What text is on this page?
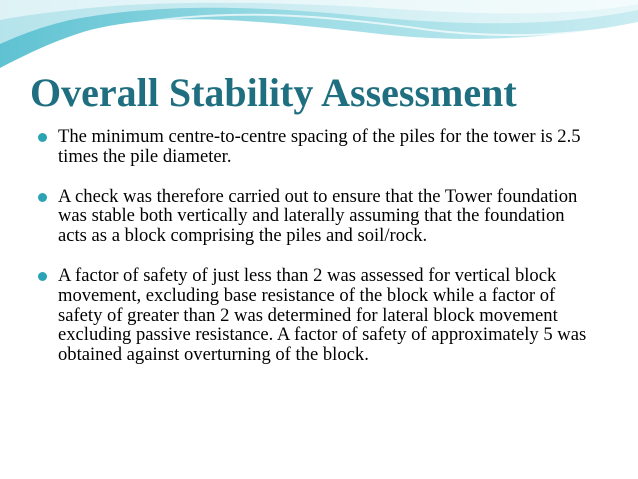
Overall Stability Assessment
The minimum centre-to-centre spacing of the piles for the tower is 2.5 times the pile diameter.
A check was therefore carried out to ensure that the Tower foundation was stable both vertically and laterally assuming that the foundation acts as a block comprising the piles and soil/rock.
A factor of safety of just less than 2 was assessed for vertical block movement, excluding base resistance of the block while a factor of safety of greater than 2 was determined for lateral block movement excluding passive resistance. A factor of safety of approximately 5 was obtained against overturning of the block.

■ REQUIRED WORK:
Leave the pictures out and write out every entry exactly as given.

■ WRITTEN SOLUTION:
What text is on this page?
Overall Stability Assessment
The minimum centre-to-centre spacing of the piles for the tower is 2.5 times the pile diameter.
A check was therefore carried out to ensure that the Tower foundation was stable both vertically and laterally assuming that the foundation acts as a block comprising the piles and soil/rock.
A factor of safety of just less than 2 was assessed for vertical block movement, excluding base resistance of the block while a factor of safety of greater than 2 was determined for lateral block movement excluding passive resistance. A factor of safety of approximately 5 was obtained against overturning of the block.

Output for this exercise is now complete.